- [SOURCE RECORDS]
◆ ◆ ◆ ◆
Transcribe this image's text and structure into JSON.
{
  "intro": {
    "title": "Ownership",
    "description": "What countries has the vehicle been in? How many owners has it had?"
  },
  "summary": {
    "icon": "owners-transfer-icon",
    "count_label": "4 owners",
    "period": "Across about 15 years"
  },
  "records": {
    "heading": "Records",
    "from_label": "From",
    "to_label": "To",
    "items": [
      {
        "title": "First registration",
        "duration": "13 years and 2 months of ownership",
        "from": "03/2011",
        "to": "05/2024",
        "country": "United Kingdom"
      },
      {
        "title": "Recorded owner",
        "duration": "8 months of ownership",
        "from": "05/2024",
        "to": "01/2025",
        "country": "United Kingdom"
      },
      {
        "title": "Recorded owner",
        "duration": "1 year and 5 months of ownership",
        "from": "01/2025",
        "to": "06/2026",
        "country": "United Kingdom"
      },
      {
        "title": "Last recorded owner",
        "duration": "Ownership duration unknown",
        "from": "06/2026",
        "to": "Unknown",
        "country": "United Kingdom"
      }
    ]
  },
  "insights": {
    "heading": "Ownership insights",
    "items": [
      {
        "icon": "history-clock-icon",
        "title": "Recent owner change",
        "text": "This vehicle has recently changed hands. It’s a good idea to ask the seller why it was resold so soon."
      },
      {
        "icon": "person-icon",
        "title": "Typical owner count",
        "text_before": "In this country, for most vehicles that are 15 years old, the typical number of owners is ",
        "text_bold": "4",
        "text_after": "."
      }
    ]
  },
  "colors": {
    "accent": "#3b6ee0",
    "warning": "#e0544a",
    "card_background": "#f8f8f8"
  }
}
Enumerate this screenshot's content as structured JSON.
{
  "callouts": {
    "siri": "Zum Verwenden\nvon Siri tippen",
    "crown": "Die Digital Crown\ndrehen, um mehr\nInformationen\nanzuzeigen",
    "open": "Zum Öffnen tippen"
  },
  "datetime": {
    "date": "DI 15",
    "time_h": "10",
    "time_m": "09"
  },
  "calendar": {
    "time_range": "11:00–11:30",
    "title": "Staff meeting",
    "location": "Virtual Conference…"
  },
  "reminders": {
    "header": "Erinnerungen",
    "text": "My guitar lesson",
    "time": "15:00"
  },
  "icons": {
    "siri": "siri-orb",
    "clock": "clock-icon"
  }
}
◆ ◆ ◆ ◆
- [WHAT IS ASKED]
What do the records say? Quote them all exactly.

- [COMPLETED EXERCISE]
Transcribe this image's text and structure into JSON.
{
  "intro": {
    "title": "Ownership",
    "description": "What countries has the vehicle been in? How many owners has it had?"
  },
  "summary": {
    "icon": "owners-transfer-icon",
    "count_label": "4 owners",
    "period": "Across about 15 years"
  },
  "records": {
    "heading": "Records",
    "from_label": "From",
    "to_label": "To",
    "items": [
      {
        "title": "First registration",
        "duration": "13 years and 2 months of ownership",
        "from": "03/2011",
        "to": "05/2024",
        "country": "United Kingdom"
      },
      {
        "title": "Recorded owner",
        "duration": "8 months of ownership",
        "from": "05/2024",
        "to": "01/2025",
        "country": "United Kingdom"
      },
      {
        "title": "Recorded owner",
        "duration": "1 year and 5 months of ownership",
        "from": "01/2025",
        "to": "06/2026",
        "country": "United Kingdom"
      },
      {
        "title": "Last recorded owner",
        "duration": "Ownership duration unknown",
        "from": "06/2026",
        "to": "Unknown",
        "country": "United Kingdom"
      }
    ]
  },
  "insights": {
    "heading": "Ownership insights",
    "items": [
      {
        "icon": "history-clock-icon",
        "title": "Recent owner change",
        "text": "This vehicle has recently changed hands. It’s a good idea to ask the seller why it was resold so soon."
      },
      {
        "icon": "person-icon",
        "title": "Typical owner count",
        "text_before": "In this country, for most vehicles that are 15 years old, the typical number of owners is ",
        "text_bold": "4",
        "text_after": "."
      }
    ]
  },
  "colors": {
    "accent": "#3b6ee0",
    "warning": "#e0544a",
    "card_background": "#f8f8f8"
  }
}
Enumerate this screenshot's content as structured JSON.
{
  "callouts": {
    "siri": "Zum Verwenden\nvon Siri tippen",
    "crown": "Die Digital Crown\ndrehen, um mehr\nInformationen\nanzuzeigen",
    "open": "Zum Öffnen tippen"
  },
  "datetime": {
    "date": "DI 15",
    "time_h": "10",
    "time_m": "09"
  },
  "calendar": {
    "time_range": "11:00–11:30",
    "title": "Staff meeting",
    "location": "Virtual Conference…"
  },
  "reminders": {
    "header": "Erinnerungen",
    "text": "My guitar lesson",
    "time": "15:00"
  },
  "icons": {
    "siri": "siri-orb",
    "clock": "clock-icon"
  }
}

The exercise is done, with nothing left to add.